*Document*
-=-=-
Bernie Izler: Yes, and the other thing that’s really great is we have, on June 5th, whoever’s registered will be able to come in to look at the site and access the on-demand presentations, and then on the 12th will be the live and the on-demand, and then all of it will be recorded. So that will be available after the conference too, so not only a matter of travel and so on, but time, so if there’s one presentation that you didn’t get to see live, once the recorded versions are up, if you’ve got an hour or so at your workplace, you can say, “Hey, I want to go in and look at that,” and you can still see it.
-=-=-
*Data shown*
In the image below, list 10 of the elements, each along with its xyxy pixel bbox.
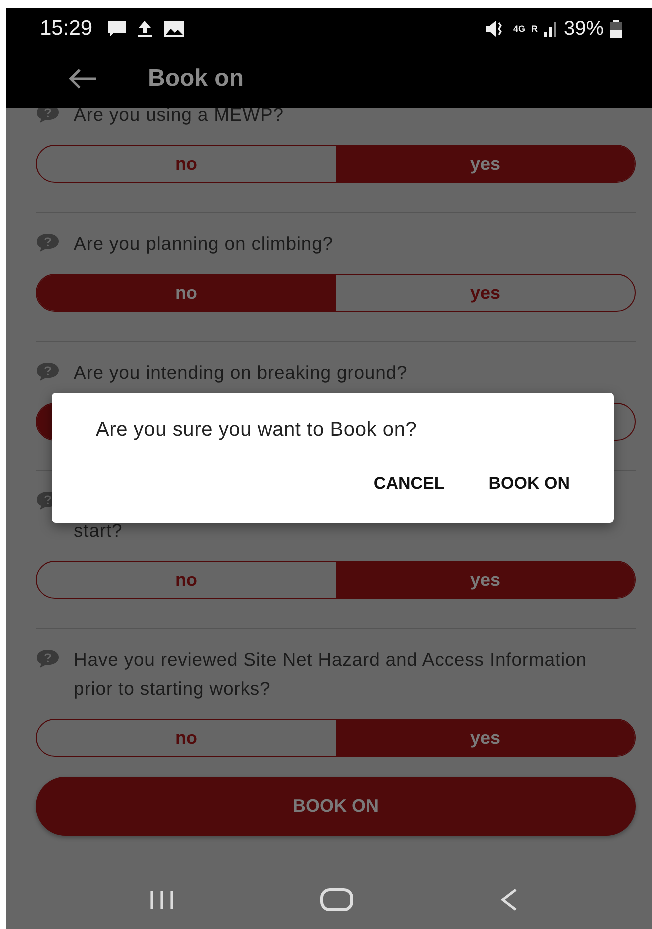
-=-=-
Copy out the entire passage about the conference's on-demand and recorded presentations, word for word. The lines play no part in this.

Bernie Izler: Yes, and the other thing that’s really great is we have, on June 5th, whoever’s registered will be able to come in to look at the site and access the on-demand presentations, and then on the 12th will be the live and the on-demand, and then all of it will be recorded. So that will be available after the conference too, so not only a matter of travel and so on, but time, so if there’s one presentation that you didn’t get to see live, once the recorded versions are up, if you’ve got an hour or so at your workplace, you can say, “Hey, I want to go in and look at that,” and you can still see it.